- **CONSIGNE A**: Recopiez le texte sur le revenu de citoyenneté en commençant à « L’exécutif ultra-conservateur dirigé » et en terminant à « moyenne nationale (8%). », et remplacez « stimuler » par « relancer ».

- **EXTRAIT FOURNI**:
====

Les millions de personnes pauvres, qui bénéficiaient de cette aide, devront demander un «chèque d’inclusion», conçu pour être plus difficile à obtenir.
Le gouvernement italien a supprimé lundi le «revenu de citoyenneté», une aide bénéficiant à des millions de personnes pauvres, remplacé par un «chèque d’inclusion» au périmètre plus limité, une décision qualifiée de «provocation» par l’opposition et les syndicats.
L’exécutif ultra-conservateur dirigé par Giorgia Meloni a aussi voté un assouplissement des embauches en contrat à durée déterminée et l’exonération des cotisations patronales pendant un an pour les entreprises recrutant un allocataire du «chèque d’inclusion» en contrat à durée indéterminée ou en tant qu’apprenti.
L’objectif affiché est de stimuler l’emploi et d’inciter les jeunes à trouver du travail dans la 3e économie de la zone euro où le taux de chômage des 15-24 (22,4% en février) est près de trois fois supérieur à la moyenne nationale (8%).
5,4 milliards d’euros
Pour ses défenseurs, le «revenu de citoyenneté» est un amortisseur social qui a fait ses preuves dans les régions du Sud frappées par la précarité, tandis que pour le gouvernement il est onéreux (huit milliards d’euros en 2022) et maintient ses allocataires hors de la vie active.

====

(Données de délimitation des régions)
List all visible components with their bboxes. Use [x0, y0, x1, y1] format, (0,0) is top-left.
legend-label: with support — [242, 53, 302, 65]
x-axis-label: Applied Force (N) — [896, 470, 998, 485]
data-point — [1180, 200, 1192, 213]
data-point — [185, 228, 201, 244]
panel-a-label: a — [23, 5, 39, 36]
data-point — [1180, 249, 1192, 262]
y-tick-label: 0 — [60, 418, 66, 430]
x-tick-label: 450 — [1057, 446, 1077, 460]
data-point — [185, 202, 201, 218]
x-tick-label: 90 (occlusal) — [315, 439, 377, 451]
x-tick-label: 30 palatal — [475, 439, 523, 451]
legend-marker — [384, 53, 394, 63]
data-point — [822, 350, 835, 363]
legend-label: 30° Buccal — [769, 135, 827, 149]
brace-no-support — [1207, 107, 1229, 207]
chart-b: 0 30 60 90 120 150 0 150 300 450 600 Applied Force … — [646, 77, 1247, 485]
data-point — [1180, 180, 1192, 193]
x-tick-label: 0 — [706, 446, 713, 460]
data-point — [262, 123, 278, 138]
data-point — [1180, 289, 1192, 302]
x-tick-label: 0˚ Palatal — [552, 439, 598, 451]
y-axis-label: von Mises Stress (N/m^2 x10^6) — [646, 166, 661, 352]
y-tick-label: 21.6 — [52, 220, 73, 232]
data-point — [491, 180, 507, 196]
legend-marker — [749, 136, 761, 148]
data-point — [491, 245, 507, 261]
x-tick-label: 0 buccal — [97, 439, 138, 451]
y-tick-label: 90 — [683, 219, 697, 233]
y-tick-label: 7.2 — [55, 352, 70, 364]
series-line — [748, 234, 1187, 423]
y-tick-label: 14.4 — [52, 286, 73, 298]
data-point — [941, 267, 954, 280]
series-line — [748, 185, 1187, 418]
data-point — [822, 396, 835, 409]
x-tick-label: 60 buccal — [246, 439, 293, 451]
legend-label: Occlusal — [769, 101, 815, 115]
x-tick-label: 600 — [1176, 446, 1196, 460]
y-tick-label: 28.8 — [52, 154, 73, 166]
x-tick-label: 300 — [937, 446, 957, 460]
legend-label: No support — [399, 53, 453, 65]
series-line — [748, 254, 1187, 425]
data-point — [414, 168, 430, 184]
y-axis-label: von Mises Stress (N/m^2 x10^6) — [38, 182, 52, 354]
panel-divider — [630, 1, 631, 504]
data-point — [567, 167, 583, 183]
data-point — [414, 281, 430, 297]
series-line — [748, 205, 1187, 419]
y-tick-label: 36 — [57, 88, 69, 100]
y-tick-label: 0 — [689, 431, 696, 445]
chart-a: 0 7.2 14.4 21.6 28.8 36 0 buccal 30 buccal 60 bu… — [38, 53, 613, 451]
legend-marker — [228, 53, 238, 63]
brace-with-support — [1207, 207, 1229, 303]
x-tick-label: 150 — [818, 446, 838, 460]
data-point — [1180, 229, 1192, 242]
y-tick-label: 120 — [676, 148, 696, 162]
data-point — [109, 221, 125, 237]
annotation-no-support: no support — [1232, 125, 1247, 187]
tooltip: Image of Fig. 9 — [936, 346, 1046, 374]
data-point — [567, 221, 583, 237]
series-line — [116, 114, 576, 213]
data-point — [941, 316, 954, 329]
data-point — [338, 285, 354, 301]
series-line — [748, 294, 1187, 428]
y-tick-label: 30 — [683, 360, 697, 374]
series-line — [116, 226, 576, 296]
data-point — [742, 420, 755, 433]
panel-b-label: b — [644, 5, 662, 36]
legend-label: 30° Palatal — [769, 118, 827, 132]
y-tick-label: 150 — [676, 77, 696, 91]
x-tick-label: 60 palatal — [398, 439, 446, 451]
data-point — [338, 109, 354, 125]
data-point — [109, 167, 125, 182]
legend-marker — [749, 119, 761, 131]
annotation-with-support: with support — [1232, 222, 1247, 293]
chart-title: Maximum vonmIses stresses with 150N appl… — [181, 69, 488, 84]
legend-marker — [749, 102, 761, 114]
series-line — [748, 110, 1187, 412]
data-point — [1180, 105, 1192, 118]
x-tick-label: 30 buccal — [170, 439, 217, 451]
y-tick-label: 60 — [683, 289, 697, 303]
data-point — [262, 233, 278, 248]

====

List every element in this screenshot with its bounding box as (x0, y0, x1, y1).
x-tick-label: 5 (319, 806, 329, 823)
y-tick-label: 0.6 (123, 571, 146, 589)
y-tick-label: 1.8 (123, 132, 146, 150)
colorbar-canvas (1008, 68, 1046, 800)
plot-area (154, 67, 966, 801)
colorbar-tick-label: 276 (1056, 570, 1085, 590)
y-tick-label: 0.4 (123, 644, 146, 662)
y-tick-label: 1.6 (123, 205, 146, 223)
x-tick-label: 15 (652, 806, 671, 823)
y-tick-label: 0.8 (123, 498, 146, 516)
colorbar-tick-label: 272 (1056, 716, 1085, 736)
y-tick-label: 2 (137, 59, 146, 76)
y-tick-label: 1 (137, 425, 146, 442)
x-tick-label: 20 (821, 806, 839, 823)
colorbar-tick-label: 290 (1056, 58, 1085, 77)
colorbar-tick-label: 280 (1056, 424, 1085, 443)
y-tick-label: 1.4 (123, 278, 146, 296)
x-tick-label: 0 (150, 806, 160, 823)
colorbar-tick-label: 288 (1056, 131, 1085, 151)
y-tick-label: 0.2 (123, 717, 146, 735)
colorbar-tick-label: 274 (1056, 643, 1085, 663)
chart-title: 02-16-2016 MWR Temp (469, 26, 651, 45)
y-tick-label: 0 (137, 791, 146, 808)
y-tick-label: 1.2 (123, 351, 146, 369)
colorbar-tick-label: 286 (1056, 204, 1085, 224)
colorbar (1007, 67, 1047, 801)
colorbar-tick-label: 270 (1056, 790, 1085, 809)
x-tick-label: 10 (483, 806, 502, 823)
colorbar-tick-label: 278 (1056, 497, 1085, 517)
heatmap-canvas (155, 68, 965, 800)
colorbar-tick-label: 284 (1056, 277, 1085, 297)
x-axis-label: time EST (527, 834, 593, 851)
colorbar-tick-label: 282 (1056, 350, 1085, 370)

====

- **CONSIGNE B**: Reproduisez à l’identique les lignes des enregistrements, en commençant par celle qui contient « List every element » et en terminant par celle qui contient « colorbar-tick-label: 282 (1056, 350, 1085, 370) », ces deux lignes comprises.

- **RÉPONSE COMPLÈTE A**:
L’exécutif ultra-conservateur dirigé par Giorgia Meloni a aussi voté un assouplissement des embauches en contrat à durée déterminée et l’exonération des cotisations patronales pendant un an pour les entreprises recrutant un allocataire du «chèque d’inclusion» en contrat à durée indéterminée ou en tant qu’apprenti.
L’objectif affiché est de relancer l’emploi et d’inciter les jeunes à trouver du travail dans la 3e économie de la zone euro où le taux de chômage des 15-24 (22,4% en février) est près de trois fois supérieur à la moyenne nationale (8%).

- **RÉPONSE COMPLÈTE B**:
List every element in this screenshot with its bounding box as (x0, y0, x1, y1).
x-tick-label: 5 (319, 806, 329, 823)
y-tick-label: 0.6 (123, 571, 146, 589)
y-tick-label: 1.8 (123, 132, 146, 150)
colorbar-canvas (1008, 68, 1046, 800)
plot-area (154, 67, 966, 801)
colorbar-tick-label: 276 (1056, 570, 1085, 590)
y-tick-label: 0.4 (123, 644, 146, 662)
y-tick-label: 1.6 (123, 205, 146, 223)
x-tick-label: 15 (652, 806, 671, 823)
y-tick-label: 0.8 (123, 498, 146, 516)
colorbar-tick-label: 272 (1056, 716, 1085, 736)
y-tick-label: 2 (137, 59, 146, 76)
y-tick-label: 1 (137, 425, 146, 442)
x-tick-label: 20 (821, 806, 839, 823)
colorbar-tick-label: 290 (1056, 58, 1085, 77)
colorbar-tick-label: 280 (1056, 424, 1085, 443)
y-tick-label: 1.4 (123, 278, 146, 296)
x-tick-label: 0 (150, 806, 160, 823)
colorbar-tick-label: 288 (1056, 131, 1085, 151)
y-tick-label: 0.2 (123, 717, 146, 735)
colorbar-tick-label: 274 (1056, 643, 1085, 663)
chart-title: 02-16-2016 MWR Temp (469, 26, 651, 45)
y-tick-label: 0 (137, 791, 146, 808)
y-tick-label: 1.2 (123, 351, 146, 369)
colorbar-tick-label: 286 (1056, 204, 1085, 224)
colorbar (1007, 67, 1047, 801)
colorbar-tick-label: 270 (1056, 790, 1085, 809)
x-tick-label: 10 (483, 806, 502, 823)
colorbar-tick-label: 278 (1056, 497, 1085, 517)
heatmap-canvas (155, 68, 965, 800)
colorbar-tick-label: 284 (1056, 277, 1085, 297)
x-axis-label: time EST (527, 834, 593, 851)
colorbar-tick-label: 282 (1056, 350, 1085, 370)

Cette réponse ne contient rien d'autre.